Task prompt —
The answer must be every line below that holds the word "Created".

Data to use —
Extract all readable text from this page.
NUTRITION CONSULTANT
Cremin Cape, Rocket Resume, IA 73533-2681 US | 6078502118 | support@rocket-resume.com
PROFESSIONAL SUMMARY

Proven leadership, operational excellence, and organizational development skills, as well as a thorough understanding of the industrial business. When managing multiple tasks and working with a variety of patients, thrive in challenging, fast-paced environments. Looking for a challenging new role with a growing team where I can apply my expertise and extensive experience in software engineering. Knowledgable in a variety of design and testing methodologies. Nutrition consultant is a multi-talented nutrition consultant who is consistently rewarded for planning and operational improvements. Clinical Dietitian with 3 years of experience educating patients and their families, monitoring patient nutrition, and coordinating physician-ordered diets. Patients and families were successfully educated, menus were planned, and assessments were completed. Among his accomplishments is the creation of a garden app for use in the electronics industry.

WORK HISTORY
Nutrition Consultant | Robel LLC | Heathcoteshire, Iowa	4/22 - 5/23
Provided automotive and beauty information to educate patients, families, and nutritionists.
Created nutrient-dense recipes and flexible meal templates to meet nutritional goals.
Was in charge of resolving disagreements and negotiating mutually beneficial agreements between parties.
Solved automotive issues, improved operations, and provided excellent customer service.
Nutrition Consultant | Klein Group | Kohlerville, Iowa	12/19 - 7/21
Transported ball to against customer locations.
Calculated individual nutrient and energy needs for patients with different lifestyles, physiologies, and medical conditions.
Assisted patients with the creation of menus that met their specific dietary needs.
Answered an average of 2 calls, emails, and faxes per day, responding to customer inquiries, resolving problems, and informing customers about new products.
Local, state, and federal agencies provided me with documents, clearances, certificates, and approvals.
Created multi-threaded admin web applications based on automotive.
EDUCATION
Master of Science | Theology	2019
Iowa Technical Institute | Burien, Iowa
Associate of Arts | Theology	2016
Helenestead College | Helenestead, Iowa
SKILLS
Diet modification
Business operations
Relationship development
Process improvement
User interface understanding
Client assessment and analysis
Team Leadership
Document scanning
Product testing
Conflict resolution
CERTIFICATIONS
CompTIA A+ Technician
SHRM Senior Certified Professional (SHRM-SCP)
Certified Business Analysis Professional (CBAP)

Task output —
Created nutrient-dense recipes and flexible meal templates to meet nutritional goals.
Created multi-threaded admin web applications based on automotive.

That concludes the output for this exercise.